> [EXERCISE]:
Go through the entries below and collect each line with the string "JSON" in it.

> [DATA TO PROCESS]:

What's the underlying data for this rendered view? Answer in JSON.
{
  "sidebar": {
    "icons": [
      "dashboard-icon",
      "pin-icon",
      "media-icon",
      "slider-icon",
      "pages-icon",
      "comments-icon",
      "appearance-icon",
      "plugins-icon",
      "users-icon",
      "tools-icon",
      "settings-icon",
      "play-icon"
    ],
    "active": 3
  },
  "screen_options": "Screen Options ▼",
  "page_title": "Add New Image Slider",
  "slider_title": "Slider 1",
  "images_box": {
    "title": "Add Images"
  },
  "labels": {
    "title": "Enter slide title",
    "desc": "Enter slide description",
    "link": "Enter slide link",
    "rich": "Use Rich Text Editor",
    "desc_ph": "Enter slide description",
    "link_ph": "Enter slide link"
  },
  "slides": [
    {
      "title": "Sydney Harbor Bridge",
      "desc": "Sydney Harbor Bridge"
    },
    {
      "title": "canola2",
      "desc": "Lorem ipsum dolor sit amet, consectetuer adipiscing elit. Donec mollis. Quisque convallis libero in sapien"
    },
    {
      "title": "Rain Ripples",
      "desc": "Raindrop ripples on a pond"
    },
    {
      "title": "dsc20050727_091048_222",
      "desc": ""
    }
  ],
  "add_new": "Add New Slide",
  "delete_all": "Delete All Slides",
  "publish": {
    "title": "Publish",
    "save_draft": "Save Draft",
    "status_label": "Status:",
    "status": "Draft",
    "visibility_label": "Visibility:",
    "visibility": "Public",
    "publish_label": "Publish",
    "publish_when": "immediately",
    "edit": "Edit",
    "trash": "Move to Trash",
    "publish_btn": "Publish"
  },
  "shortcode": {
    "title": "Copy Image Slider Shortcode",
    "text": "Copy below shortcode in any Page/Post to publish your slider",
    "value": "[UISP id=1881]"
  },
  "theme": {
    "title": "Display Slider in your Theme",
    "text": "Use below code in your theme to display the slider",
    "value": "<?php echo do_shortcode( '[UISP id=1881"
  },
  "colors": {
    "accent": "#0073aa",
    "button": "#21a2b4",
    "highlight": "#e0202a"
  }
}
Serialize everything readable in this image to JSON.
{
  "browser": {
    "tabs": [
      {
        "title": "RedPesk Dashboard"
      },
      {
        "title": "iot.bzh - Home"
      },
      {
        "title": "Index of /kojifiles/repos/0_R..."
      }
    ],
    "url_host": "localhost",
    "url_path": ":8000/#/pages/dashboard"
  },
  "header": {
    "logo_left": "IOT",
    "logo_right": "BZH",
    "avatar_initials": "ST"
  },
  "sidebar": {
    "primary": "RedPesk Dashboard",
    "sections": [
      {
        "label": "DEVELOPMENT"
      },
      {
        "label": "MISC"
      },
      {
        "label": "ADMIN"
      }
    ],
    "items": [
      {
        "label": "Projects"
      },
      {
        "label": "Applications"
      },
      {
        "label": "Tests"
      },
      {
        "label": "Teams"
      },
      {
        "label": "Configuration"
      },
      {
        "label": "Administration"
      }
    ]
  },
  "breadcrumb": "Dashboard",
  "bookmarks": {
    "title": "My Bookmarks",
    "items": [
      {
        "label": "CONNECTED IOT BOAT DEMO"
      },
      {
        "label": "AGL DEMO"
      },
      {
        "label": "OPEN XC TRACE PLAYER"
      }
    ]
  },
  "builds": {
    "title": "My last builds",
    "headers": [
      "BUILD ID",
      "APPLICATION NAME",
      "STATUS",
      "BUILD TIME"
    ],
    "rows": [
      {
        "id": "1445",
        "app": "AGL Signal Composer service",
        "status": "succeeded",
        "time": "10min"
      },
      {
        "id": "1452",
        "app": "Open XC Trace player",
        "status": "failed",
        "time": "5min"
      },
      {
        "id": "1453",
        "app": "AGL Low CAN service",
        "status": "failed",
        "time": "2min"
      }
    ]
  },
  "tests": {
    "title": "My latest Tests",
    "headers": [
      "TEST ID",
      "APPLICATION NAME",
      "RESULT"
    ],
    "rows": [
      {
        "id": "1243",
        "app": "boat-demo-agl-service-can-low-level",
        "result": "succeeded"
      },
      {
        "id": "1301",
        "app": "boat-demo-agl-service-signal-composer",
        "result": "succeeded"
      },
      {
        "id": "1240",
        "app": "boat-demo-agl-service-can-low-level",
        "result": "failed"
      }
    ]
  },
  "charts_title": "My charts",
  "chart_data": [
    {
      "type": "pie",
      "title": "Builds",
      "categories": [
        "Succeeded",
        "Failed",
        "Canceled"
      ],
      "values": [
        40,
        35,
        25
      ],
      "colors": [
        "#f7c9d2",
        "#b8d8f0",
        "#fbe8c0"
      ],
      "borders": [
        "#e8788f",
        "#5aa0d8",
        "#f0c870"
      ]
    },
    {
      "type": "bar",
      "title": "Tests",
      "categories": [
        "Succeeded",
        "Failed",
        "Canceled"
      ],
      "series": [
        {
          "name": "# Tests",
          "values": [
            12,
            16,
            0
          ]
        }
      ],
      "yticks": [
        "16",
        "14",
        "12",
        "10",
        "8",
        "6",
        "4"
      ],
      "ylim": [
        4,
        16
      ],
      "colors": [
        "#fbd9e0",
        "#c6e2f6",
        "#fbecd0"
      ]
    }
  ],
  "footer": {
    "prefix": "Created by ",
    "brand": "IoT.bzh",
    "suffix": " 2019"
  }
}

> [RESULT FOR THIS TASK]:
What's the underlying data for this rendered view? Answer in JSON.
Serialize everything readable in this image to JSON.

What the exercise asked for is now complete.